WHAT YOU HAVE TO DO: Transcribe everything in the data word for word. Pictures are left out.

[START OF ROWS]

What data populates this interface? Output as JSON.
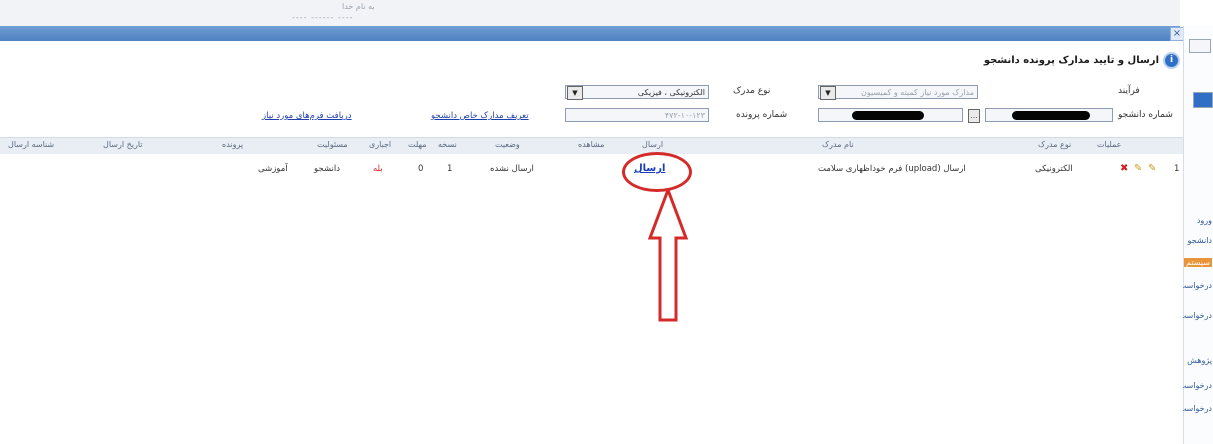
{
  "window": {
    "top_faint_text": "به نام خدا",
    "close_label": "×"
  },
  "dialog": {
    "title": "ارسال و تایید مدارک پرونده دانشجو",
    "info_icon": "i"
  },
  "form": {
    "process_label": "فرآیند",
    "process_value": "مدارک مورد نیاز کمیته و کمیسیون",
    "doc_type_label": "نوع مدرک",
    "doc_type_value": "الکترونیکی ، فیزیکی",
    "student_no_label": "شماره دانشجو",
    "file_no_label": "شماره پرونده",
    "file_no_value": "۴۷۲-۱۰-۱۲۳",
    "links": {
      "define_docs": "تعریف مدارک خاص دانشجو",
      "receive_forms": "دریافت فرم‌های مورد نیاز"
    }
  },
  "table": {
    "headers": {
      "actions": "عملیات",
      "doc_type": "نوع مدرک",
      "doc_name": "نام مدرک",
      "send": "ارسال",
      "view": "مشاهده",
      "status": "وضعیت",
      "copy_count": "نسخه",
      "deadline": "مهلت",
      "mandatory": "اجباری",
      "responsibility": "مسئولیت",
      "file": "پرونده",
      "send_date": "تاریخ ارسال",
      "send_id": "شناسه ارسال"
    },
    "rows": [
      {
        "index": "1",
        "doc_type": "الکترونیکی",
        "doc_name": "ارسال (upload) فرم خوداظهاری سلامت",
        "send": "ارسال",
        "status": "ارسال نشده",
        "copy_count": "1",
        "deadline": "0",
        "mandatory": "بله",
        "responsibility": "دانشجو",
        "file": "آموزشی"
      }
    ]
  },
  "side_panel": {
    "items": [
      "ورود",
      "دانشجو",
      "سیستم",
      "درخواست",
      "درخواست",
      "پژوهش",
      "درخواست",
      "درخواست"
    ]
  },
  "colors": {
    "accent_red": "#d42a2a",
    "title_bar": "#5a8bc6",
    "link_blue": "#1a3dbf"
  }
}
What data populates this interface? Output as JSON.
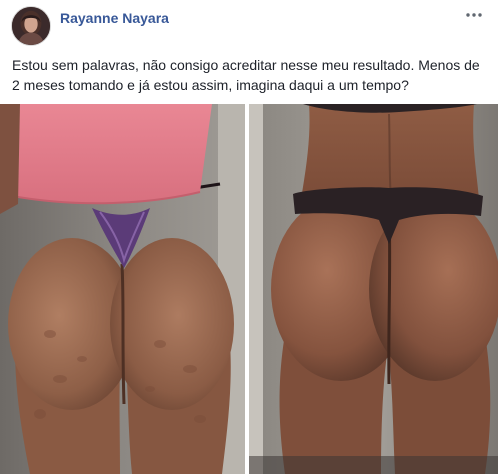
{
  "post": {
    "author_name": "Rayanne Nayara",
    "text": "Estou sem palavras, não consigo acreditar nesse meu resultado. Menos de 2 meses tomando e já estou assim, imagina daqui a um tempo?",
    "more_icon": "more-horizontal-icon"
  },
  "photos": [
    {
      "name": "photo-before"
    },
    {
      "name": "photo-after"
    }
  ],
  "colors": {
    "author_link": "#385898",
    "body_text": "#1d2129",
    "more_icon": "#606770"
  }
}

[END OF ROWS]

TASK OUTPUT:
What data populates this interface? Output as JSON.
{
  "window": {
    "top_faint_text": "به نام خدا",
    "close_label": "×"
  },
  "dialog": {
    "title": "ارسال و تایید مدارک پرونده دانشجو",
    "info_icon": "i"
  },
  "form": {
    "process_label": "فرآیند",
    "process_value": "مدارک مورد نیاز کمیته و کمیسیون",
    "doc_type_label": "نوع مدرک",
    "doc_type_value": "الکترونیکی ، فیزیکی",
    "student_no_label": "شماره دانشجو",
    "file_no_label": "شماره پرونده",
    "file_no_value": "۴۷۲-۱۰-۱۲۳",
    "links": {
      "define_docs": "تعریف مدارک خاص دانشجو",
      "receive_forms": "دریافت فرم‌های مورد نیاز"
    }
  },
  "table": {
    "headers": {
      "actions": "عملیات",
      "doc_type": "نوع مدرک",
      "doc_name": "نام مدرک",
      "send": "ارسال",
      "view": "مشاهده",
      "status": "وضعیت",
      "copy_count": "نسخه",
      "deadline": "مهلت",
      "mandatory": "اجباری",
      "responsibility": "مسئولیت",
      "file": "پرونده",
      "send_date": "تاریخ ارسال",
      "send_id": "شناسه ارسال"
    },
    "rows": [
      {
        "index": "1",
        "doc_type": "الکترونیکی",
        "doc_name": "ارسال (upload) فرم خوداظهاری سلامت",
        "send": "ارسال",
        "status": "ارسال نشده",
        "copy_count": "1",
        "deadline": "0",
        "mandatory": "بله",
        "responsibility": "دانشجو",
        "file": "آموزشی"
      }
    ]
  },
  "side_panel": {
    "items": [
      "ورود",
      "دانشجو",
      "سیستم",
      "درخواست",
      "درخواست",
      "پژوهش",
      "درخواست",
      "درخواست"
    ]
  },
  "colors": {
    "accent_red": "#d42a2a",
    "title_bar": "#5a8bc6",
    "link_blue": "#1a3dbf"
  }
}
What data populates this interface? Output as JSON.
{
  "post": {
    "author_name": "Rayanne Nayara",
    "text": "Estou sem palavras, não consigo acreditar nesse meu resultado. Menos de 2 meses tomando e já estou assim, imagina daqui a um tempo?",
    "more_icon": "more-horizontal-icon"
  },
  "photos": [
    {
      "name": "photo-before"
    },
    {
      "name": "photo-after"
    }
  ],
  "colors": {
    "author_link": "#385898",
    "body_text": "#1d2129",
    "more_icon": "#606770"
  }
}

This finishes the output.